*Requirement:* Extract the entries word for word, starting with the first entry and ending with the line containing "svg-text:TOBU3: TOBU3 — [980, 469, 994, 511]", with both of those lines included.

*Listed records:*

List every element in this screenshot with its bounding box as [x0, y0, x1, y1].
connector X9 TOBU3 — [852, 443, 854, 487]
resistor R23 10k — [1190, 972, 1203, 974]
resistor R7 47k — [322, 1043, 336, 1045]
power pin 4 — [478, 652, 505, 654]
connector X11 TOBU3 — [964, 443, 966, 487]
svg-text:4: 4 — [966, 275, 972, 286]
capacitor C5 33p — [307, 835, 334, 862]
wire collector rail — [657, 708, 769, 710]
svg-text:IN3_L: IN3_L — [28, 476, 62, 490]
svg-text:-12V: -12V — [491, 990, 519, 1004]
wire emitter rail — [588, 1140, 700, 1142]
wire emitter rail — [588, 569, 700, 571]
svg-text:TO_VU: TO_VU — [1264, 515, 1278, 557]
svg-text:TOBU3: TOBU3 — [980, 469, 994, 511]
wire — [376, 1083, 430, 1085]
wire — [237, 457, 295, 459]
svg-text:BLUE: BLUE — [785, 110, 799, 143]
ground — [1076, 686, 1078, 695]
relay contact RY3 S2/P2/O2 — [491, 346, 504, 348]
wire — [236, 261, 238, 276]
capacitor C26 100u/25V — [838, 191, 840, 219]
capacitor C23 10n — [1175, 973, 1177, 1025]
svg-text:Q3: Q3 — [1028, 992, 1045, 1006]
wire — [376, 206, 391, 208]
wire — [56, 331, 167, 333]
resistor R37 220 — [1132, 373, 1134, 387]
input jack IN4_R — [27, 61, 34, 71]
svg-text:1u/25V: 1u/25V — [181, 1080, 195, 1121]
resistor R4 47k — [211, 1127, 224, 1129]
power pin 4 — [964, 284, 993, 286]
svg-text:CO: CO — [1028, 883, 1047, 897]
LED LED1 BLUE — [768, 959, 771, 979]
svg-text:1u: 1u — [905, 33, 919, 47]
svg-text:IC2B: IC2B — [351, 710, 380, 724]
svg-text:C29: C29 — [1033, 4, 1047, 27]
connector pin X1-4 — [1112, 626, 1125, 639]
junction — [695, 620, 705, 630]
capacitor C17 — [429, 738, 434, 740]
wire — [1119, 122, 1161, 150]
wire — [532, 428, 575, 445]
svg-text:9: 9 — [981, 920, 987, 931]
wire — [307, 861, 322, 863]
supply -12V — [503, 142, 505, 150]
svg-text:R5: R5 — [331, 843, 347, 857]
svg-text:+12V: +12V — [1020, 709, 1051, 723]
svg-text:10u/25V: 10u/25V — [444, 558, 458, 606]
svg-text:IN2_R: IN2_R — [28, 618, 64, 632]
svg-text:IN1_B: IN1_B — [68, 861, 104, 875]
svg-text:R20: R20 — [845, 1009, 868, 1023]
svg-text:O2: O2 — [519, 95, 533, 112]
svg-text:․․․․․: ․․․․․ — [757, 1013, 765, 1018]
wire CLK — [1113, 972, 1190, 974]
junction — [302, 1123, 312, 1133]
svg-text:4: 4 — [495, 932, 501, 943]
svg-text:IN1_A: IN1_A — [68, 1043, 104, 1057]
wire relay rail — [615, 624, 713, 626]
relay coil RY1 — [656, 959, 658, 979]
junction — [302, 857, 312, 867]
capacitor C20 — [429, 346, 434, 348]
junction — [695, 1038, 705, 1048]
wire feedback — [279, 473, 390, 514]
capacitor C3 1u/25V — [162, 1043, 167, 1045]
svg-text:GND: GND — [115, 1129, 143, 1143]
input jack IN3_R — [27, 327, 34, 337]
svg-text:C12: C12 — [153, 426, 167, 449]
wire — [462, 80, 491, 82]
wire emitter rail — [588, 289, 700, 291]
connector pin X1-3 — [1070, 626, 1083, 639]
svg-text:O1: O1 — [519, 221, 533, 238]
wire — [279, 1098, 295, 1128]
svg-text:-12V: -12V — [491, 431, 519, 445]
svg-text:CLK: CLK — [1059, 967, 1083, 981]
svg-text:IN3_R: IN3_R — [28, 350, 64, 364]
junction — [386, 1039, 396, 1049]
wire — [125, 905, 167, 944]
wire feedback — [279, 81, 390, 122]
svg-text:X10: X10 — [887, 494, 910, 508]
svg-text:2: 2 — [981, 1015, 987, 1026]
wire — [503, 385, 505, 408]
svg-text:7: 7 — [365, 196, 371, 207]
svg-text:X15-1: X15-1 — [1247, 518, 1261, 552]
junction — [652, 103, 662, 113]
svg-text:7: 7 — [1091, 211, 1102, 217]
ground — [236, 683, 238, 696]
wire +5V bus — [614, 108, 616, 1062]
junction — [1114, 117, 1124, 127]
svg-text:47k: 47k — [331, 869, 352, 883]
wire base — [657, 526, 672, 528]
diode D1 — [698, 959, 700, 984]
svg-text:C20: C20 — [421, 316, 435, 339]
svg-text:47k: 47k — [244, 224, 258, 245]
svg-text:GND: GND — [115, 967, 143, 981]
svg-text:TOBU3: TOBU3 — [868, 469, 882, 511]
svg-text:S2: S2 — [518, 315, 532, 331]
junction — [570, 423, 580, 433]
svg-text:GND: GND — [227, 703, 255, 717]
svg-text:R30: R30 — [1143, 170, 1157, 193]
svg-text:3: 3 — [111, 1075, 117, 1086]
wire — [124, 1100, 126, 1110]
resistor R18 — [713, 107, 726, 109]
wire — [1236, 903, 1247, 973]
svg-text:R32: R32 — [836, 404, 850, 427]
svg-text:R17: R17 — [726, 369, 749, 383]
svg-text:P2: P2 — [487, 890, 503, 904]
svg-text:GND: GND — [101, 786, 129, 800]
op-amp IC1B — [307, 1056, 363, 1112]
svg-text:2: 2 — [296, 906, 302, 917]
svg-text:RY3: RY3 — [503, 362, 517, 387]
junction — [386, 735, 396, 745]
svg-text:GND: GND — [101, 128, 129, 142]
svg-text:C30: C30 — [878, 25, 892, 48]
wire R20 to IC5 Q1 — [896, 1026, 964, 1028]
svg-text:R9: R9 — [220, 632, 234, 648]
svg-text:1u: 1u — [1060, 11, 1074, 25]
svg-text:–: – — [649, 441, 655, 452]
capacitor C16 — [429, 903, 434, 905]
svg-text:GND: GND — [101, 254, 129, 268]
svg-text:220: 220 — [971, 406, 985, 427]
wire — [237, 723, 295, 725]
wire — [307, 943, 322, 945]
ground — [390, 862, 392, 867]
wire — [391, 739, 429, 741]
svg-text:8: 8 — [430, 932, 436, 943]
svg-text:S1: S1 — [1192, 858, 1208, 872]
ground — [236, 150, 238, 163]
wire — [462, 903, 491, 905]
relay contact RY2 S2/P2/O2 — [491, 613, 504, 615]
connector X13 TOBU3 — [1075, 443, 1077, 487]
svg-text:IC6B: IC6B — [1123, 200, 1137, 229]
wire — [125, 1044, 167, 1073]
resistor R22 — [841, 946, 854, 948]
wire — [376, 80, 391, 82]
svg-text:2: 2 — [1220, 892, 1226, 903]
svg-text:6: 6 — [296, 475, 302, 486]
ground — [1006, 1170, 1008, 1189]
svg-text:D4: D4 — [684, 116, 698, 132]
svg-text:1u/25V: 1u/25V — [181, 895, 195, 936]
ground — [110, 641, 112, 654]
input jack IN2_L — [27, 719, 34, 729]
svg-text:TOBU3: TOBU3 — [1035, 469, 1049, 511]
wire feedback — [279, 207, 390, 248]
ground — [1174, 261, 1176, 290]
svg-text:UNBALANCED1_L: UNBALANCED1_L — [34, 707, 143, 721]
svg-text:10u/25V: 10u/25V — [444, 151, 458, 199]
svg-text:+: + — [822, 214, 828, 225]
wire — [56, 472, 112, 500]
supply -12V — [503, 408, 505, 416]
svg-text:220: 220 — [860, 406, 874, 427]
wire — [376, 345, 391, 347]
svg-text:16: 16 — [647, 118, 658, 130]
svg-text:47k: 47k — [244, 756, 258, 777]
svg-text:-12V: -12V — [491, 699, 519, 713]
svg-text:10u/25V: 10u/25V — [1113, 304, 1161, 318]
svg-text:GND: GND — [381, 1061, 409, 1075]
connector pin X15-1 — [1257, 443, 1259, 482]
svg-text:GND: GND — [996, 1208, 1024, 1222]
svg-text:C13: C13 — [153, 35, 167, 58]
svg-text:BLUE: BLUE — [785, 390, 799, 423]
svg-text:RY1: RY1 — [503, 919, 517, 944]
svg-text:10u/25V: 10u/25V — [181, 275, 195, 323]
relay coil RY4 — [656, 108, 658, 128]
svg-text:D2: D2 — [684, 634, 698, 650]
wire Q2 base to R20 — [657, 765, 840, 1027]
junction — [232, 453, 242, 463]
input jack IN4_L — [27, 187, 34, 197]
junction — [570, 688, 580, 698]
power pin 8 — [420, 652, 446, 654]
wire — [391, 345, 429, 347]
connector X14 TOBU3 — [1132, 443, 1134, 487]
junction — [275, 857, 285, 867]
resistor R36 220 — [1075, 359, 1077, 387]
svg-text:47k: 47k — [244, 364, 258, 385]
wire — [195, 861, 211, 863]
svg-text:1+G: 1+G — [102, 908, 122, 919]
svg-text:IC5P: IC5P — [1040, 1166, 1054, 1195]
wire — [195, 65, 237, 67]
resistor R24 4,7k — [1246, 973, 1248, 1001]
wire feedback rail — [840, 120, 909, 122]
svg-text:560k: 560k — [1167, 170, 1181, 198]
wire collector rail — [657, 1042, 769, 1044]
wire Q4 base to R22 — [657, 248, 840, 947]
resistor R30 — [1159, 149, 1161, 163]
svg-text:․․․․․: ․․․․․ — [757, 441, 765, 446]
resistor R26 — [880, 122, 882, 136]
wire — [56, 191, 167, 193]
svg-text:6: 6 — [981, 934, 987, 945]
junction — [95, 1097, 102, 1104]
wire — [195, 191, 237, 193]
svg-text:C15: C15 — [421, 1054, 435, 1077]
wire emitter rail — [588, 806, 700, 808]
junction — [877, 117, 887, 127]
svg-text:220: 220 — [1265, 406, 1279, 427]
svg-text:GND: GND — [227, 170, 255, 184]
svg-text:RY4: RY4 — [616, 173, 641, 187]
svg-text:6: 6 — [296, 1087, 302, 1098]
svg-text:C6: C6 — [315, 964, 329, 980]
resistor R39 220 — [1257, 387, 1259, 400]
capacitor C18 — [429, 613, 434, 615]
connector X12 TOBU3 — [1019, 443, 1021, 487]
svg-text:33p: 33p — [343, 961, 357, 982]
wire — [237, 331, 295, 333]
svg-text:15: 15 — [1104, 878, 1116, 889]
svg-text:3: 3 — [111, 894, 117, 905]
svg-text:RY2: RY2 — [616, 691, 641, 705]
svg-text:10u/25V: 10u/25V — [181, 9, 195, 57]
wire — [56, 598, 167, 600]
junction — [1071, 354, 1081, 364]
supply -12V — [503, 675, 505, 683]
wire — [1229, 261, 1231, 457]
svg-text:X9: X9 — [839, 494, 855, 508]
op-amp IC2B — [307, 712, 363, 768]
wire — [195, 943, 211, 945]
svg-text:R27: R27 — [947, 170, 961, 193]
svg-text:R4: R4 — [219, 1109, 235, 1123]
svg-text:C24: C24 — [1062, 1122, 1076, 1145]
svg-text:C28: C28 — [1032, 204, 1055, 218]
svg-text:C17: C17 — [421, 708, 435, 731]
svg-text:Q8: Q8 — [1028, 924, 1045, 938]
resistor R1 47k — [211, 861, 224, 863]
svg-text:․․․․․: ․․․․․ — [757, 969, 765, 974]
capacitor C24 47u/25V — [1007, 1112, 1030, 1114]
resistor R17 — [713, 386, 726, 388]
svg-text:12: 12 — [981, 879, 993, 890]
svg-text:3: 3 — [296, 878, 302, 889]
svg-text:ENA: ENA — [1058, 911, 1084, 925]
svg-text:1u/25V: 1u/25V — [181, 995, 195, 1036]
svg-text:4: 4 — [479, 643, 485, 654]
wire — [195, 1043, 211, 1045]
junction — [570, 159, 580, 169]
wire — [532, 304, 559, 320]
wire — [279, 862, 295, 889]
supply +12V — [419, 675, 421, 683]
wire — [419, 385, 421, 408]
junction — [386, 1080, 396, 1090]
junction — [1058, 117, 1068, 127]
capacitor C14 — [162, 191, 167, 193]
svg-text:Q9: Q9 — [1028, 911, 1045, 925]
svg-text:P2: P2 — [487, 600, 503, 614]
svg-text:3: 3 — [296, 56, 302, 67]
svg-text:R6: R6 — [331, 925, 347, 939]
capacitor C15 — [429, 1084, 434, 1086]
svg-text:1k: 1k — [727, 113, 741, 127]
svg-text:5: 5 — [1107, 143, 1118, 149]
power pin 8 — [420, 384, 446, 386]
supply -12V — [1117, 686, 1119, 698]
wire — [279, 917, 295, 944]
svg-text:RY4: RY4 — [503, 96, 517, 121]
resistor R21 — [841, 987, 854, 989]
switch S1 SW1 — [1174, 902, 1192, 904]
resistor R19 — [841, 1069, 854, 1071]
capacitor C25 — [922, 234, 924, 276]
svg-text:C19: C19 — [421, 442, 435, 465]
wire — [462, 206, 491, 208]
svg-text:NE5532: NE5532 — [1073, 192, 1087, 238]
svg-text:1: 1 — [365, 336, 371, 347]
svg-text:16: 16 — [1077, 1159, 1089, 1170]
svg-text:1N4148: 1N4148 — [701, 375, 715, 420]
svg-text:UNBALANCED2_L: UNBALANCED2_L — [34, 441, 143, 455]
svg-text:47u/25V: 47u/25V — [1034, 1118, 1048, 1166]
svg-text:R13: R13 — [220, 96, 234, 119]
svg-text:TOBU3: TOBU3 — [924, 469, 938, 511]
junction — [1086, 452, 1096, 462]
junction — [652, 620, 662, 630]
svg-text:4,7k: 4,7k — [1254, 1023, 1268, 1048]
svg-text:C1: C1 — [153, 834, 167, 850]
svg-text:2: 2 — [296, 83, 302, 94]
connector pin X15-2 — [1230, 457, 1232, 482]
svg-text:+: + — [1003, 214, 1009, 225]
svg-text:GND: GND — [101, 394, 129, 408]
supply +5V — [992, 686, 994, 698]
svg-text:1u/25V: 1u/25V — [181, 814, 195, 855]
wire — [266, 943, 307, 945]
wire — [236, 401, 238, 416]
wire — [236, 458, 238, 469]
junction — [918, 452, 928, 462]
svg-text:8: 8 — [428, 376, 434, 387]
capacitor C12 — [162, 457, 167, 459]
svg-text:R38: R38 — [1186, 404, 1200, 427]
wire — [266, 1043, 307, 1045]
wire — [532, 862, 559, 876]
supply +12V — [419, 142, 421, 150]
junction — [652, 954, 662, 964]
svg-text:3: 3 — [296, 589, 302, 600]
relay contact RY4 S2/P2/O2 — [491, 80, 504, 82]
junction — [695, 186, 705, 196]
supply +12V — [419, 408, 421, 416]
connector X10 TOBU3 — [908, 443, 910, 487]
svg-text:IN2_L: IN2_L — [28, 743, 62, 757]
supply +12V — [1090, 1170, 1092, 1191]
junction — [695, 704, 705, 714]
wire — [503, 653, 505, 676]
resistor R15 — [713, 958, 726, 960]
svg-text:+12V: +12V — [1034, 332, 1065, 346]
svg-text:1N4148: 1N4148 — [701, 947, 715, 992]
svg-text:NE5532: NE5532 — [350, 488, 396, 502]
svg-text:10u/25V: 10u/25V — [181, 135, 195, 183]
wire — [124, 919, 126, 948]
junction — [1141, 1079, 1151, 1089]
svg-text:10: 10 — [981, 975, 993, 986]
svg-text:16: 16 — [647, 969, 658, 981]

*Finished answer:*
List every element in this screenshot with its bounding box as [x0, y0, x1, y1].
connector X9 TOBU3 — [852, 443, 854, 487]
resistor R23 10k — [1190, 972, 1203, 974]
resistor R7 47k — [322, 1043, 336, 1045]
power pin 4 — [478, 652, 505, 654]
connector X11 TOBU3 — [964, 443, 966, 487]
svg-text:4: 4 — [966, 275, 972, 286]
capacitor C5 33p — [307, 835, 334, 862]
wire collector rail — [657, 708, 769, 710]
svg-text:IN3_L: IN3_L — [28, 476, 62, 490]
svg-text:-12V: -12V — [491, 990, 519, 1004]
wire emitter rail — [588, 1140, 700, 1142]
wire emitter rail — [588, 569, 700, 571]
svg-text:TO_VU: TO_VU — [1264, 515, 1278, 557]
svg-text:TOBU3: TOBU3 — [980, 469, 994, 511]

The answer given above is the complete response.